▶ _Short problem_
Transcribe all of the records precisely as they are presented.

▶ _Rows_
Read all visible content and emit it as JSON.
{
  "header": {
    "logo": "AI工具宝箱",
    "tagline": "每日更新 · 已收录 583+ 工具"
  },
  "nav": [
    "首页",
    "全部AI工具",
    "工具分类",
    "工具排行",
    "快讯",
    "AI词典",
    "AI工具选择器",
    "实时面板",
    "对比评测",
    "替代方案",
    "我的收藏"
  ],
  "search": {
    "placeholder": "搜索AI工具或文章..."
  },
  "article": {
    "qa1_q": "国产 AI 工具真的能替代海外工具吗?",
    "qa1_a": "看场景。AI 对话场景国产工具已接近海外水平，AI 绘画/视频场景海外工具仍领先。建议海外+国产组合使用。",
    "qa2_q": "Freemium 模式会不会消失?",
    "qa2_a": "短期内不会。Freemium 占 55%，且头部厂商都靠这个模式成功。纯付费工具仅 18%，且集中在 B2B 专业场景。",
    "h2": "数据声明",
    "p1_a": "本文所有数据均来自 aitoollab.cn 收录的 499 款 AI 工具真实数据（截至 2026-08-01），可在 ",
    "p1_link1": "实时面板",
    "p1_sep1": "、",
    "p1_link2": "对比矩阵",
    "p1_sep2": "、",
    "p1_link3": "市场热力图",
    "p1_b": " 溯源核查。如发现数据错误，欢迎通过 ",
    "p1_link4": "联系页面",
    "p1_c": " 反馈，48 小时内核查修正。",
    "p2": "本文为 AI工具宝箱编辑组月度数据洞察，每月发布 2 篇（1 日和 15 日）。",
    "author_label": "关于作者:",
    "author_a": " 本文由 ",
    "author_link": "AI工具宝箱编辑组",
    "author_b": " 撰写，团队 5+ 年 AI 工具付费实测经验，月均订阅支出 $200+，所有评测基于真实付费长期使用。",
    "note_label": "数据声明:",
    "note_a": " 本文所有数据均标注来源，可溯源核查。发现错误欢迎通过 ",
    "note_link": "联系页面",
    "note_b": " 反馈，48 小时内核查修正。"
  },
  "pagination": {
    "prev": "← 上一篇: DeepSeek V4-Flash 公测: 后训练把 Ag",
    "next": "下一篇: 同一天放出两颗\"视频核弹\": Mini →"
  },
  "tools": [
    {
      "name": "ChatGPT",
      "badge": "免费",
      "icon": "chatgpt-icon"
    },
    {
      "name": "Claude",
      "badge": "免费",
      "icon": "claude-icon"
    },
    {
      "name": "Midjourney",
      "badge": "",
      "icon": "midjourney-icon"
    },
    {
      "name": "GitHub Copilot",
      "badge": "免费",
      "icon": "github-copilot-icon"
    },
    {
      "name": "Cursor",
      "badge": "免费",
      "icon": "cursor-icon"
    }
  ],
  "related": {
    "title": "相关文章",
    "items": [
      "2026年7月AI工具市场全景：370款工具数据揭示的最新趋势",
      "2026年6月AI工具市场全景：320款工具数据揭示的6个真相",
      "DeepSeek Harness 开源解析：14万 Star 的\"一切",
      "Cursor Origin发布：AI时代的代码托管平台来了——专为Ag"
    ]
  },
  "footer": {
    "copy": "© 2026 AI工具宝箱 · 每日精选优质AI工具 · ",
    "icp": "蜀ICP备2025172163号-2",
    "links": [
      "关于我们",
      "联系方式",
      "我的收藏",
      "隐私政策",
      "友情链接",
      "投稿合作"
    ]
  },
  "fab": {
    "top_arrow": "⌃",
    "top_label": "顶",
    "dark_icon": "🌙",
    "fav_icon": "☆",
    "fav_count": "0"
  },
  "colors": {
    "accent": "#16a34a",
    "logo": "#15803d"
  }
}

▶ _Output of the exercise_
Read all visible content and emit it as JSON.
{
  "header": {
    "logo": "AI工具宝箱",
    "tagline": "每日更新 · 已收录 583+ 工具"
  },
  "nav": [
    "首页",
    "全部AI工具",
    "工具分类",
    "工具排行",
    "快讯",
    "AI词典",
    "AI工具选择器",
    "实时面板",
    "对比评测",
    "替代方案",
    "我的收藏"
  ],
  "search": {
    "placeholder": "搜索AI工具或文章..."
  },
  "article": {
    "qa1_q": "国产 AI 工具真的能替代海外工具吗?",
    "qa1_a": "看场景。AI 对话场景国产工具已接近海外水平，AI 绘画/视频场景海外工具仍领先。建议海外+国产组合使用。",
    "qa2_q": "Freemium 模式会不会消失?",
    "qa2_a": "短期内不会。Freemium 占 55%，且头部厂商都靠这个模式成功。纯付费工具仅 18%，且集中在 B2B 专业场景。",
    "h2": "数据声明",
    "p1_a": "本文所有数据均来自 aitoollab.cn 收录的 499 款 AI 工具真实数据（截至 2026-08-01），可在 ",
    "p1_link1": "实时面板",
    "p1_sep1": "、",
    "p1_link2": "对比矩阵",
    "p1_sep2": "、",
    "p1_link3": "市场热力图",
    "p1_b": " 溯源核查。如发现数据错误，欢迎通过 ",
    "p1_link4": "联系页面",
    "p1_c": " 反馈，48 小时内核查修正。",
    "p2": "本文为 AI工具宝箱编辑组月度数据洞察，每月发布 2 篇（1 日和 15 日）。",
    "author_label": "关于作者:",
    "author_a": " 本文由 ",
    "author_link": "AI工具宝箱编辑组",
    "author_b": " 撰写，团队 5+ 年 AI 工具付费实测经验，月均订阅支出 $200+，所有评测基于真实付费长期使用。",
    "note_label": "数据声明:",
    "note_a": " 本文所有数据均标注来源，可溯源核查。发现错误欢迎通过 ",
    "note_link": "联系页面",
    "note_b": " 反馈，48 小时内核查修正。"
  },
  "pagination": {
    "prev": "← 上一篇: DeepSeek V4-Flash 公测: 后训练把 Ag",
    "next": "下一篇: 同一天放出两颗\"视频核弹\": Mini →"
  },
  "tools": [
    {
      "name": "ChatGPT",
      "badge": "免费",
      "icon": "chatgpt-icon"
    },
    {
      "name": "Claude",
      "badge": "免费",
      "icon": "claude-icon"
    },
    {
      "name": "Midjourney",
      "badge": "",
      "icon": "midjourney-icon"
    },
    {
      "name": "GitHub Copilot",
      "badge": "免费",
      "icon": "github-copilot-icon"
    },
    {
      "name": "Cursor",
      "badge": "免费",
      "icon": "cursor-icon"
    }
  ],
  "related": {
    "title": "相关文章",
    "items": [
      "2026年7月AI工具市场全景：370款工具数据揭示的最新趋势",
      "2026年6月AI工具市场全景：320款工具数据揭示的6个真相",
      "DeepSeek Harness 开源解析：14万 Star 的\"一切",
      "Cursor Origin发布：AI时代的代码托管平台来了——专为Ag"
    ]
  },
  "footer": {
    "copy": "© 2026 AI工具宝箱 · 每日精选优质AI工具 · ",
    "icp": "蜀ICP备2025172163号-2",
    "links": [
      "关于我们",
      "联系方式",
      "我的收藏",
      "隐私政策",
      "友情链接",
      "投稿合作"
    ]
  },
  "fab": {
    "top_arrow": "⌃",
    "top_label": "顶",
    "dark_icon": "🌙",
    "fav_icon": "☆",
    "fav_count": "0"
  },
  "colors": {
    "accent": "#16a34a",
    "logo": "#15803d"
  }
}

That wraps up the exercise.